> **YOUR TASK**: Please write out the material that follows, exactly as it stands.

> **DATA EXCERPTS**:
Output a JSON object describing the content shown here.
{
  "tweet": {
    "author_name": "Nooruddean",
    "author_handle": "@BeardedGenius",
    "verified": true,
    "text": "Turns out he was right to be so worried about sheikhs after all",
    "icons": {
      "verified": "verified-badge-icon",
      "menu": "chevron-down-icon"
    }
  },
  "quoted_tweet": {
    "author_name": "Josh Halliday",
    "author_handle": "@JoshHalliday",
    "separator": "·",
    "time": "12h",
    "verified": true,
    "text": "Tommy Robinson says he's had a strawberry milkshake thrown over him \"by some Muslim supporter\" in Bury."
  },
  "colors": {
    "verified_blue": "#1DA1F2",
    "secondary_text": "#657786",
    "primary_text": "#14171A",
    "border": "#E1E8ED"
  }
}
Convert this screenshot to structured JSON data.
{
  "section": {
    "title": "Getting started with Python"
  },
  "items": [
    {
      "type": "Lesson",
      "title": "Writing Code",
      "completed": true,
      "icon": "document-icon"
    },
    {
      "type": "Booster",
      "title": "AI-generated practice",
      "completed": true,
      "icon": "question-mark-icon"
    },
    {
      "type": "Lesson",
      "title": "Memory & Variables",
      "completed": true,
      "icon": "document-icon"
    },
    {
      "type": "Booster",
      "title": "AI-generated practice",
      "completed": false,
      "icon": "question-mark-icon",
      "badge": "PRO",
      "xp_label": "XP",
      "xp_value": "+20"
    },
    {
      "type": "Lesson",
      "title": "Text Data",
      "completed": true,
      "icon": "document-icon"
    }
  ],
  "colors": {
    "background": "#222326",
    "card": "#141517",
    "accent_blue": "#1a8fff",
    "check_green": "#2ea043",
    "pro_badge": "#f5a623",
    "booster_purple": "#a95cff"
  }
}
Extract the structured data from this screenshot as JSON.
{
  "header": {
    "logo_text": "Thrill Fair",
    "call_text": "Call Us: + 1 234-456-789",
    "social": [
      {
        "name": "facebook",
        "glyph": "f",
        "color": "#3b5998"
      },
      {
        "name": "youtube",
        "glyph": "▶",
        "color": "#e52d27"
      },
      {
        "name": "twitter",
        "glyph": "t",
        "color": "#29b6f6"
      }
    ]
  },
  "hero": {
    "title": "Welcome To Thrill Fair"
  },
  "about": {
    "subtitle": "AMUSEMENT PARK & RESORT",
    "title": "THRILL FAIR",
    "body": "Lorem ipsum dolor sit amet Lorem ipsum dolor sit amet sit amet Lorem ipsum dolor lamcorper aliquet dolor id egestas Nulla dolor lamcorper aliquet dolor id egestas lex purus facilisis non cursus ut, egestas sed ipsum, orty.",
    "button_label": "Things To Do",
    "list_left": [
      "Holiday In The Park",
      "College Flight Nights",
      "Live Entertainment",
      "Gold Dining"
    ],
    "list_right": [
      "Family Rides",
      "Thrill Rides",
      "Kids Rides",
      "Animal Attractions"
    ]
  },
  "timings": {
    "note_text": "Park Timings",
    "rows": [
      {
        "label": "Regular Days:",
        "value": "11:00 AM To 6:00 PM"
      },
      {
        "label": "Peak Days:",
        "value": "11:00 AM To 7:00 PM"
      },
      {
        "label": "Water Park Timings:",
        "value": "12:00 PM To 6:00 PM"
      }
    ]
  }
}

> **SOLUTION FOR THIS EXERCISE**:
Output a JSON object describing the content shown here.
{
  "tweet": {
    "author_name": "Nooruddean",
    "author_handle": "@BeardedGenius",
    "verified": true,
    "text": "Turns out he was right to be so worried about sheikhs after all",
    "icons": {
      "verified": "verified-badge-icon",
      "menu": "chevron-down-icon"
    }
  },
  "quoted_tweet": {
    "author_name": "Josh Halliday",
    "author_handle": "@JoshHalliday",
    "separator": "·",
    "time": "12h",
    "verified": true,
    "text": "Tommy Robinson says he's had a strawberry milkshake thrown over him \"by some Muslim supporter\" in Bury."
  },
  "colors": {
    "verified_blue": "#1DA1F2",
    "secondary_text": "#657786",
    "primary_text": "#14171A",
    "border": "#E1E8ED"
  }
}
Convert this screenshot to structured JSON data.
{
  "section": {
    "title": "Getting started with Python"
  },
  "items": [
    {
      "type": "Lesson",
      "title": "Writing Code",
      "completed": true,
      "icon": "document-icon"
    },
    {
      "type": "Booster",
      "title": "AI-generated practice",
      "completed": true,
      "icon": "question-mark-icon"
    },
    {
      "type": "Lesson",
      "title": "Memory & Variables",
      "completed": true,
      "icon": "document-icon"
    },
    {
      "type": "Booster",
      "title": "AI-generated practice",
      "completed": false,
      "icon": "question-mark-icon",
      "badge": "PRO",
      "xp_label": "XP",
      "xp_value": "+20"
    },
    {
      "type": "Lesson",
      "title": "Text Data",
      "completed": true,
      "icon": "document-icon"
    }
  ],
  "colors": {
    "background": "#222326",
    "card": "#141517",
    "accent_blue": "#1a8fff",
    "check_green": "#2ea043",
    "pro_badge": "#f5a623",
    "booster_purple": "#a95cff"
  }
}
Extract the structured data from this screenshot as JSON.
{
  "header": {
    "logo_text": "Thrill Fair",
    "call_text": "Call Us: + 1 234-456-789",
    "social": [
      {
        "name": "facebook",
        "glyph": "f",
        "color": "#3b5998"
      },
      {
        "name": "youtube",
        "glyph": "▶",
        "color": "#e52d27"
      },
      {
        "name": "twitter",
        "glyph": "t",
        "color": "#29b6f6"
      }
    ]
  },
  "hero": {
    "title": "Welcome To Thrill Fair"
  },
  "about": {
    "subtitle": "AMUSEMENT PARK & RESORT",
    "title": "THRILL FAIR",
    "body": "Lorem ipsum dolor sit amet Lorem ipsum dolor sit amet sit amet Lorem ipsum dolor lamcorper aliquet dolor id egestas Nulla dolor lamcorper aliquet dolor id egestas lex purus facilisis non cursus ut, egestas sed ipsum, orty.",
    "button_label": "Things To Do",
    "list_left": [
      "Holiday In The Park",
      "College Flight Nights",
      "Live Entertainment",
      "Gold Dining"
    ],
    "list_right": [
      "Family Rides",
      "Thrill Rides",
      "Kids Rides",
      "Animal Attractions"
    ]
  },
  "timings": {
    "note_text": "Park Timings",
    "rows": [
      {
        "label": "Regular Days:",
        "value": "11:00 AM To 6:00 PM"
      },
      {
        "label": "Peak Days:",
        "value": "11:00 AM To 7:00 PM"
      },
      {
        "label": "Water Park Timings:",
        "value": "12:00 PM To 6:00 PM"
      }
    ]
  }
}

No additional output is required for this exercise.